(Data records)
----------------
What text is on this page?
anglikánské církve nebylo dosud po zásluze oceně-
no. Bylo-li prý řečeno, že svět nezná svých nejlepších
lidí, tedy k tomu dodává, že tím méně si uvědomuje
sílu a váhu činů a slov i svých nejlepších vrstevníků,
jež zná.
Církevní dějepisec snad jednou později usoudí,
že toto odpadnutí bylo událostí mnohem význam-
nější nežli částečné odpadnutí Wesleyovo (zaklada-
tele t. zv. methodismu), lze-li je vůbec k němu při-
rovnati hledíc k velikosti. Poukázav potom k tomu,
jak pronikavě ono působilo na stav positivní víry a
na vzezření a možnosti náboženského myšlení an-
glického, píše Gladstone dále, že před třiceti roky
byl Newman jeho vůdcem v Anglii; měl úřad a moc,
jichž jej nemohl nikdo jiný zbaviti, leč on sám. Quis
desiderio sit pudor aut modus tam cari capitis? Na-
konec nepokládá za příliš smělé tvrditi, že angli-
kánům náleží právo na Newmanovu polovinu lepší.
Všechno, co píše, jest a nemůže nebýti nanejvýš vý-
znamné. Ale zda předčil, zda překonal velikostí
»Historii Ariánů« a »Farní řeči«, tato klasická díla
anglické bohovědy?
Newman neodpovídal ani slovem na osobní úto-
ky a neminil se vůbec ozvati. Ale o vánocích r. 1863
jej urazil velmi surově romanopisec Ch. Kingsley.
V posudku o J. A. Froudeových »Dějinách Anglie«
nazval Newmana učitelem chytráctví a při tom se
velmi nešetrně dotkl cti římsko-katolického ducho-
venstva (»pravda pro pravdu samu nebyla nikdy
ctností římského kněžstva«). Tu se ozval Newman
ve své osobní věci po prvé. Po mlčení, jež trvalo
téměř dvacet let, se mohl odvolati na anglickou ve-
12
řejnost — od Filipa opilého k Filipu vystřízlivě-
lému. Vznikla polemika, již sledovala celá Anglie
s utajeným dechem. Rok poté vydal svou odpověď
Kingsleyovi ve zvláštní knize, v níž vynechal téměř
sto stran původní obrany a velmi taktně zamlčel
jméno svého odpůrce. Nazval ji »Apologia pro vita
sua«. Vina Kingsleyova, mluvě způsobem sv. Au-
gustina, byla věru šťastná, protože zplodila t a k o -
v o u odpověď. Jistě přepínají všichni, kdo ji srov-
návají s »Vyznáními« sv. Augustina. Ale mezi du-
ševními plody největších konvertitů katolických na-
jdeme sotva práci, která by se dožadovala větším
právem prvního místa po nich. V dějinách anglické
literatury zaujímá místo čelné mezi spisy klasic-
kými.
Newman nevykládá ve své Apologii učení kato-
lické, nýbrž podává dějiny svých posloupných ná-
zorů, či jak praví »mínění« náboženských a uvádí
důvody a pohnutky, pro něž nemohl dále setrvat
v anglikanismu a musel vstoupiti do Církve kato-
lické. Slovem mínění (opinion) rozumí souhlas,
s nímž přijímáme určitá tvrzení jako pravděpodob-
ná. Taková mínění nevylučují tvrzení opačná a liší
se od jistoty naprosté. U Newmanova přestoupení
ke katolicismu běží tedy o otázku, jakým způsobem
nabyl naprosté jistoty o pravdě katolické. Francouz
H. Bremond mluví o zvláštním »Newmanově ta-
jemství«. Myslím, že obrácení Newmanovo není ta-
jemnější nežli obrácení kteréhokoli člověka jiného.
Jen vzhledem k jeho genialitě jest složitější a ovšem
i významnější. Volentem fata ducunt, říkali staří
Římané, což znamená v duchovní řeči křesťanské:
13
----------------
* Required task: List the lines that contain the word "mínění".

* Answer for the task:
zorů, či jak praví »mínění« náboženských a uvádí
lické. Slovem mínění (opinion) rozumí souhlas,
ná. Taková mínění nevylučují tvrzení opačná a liší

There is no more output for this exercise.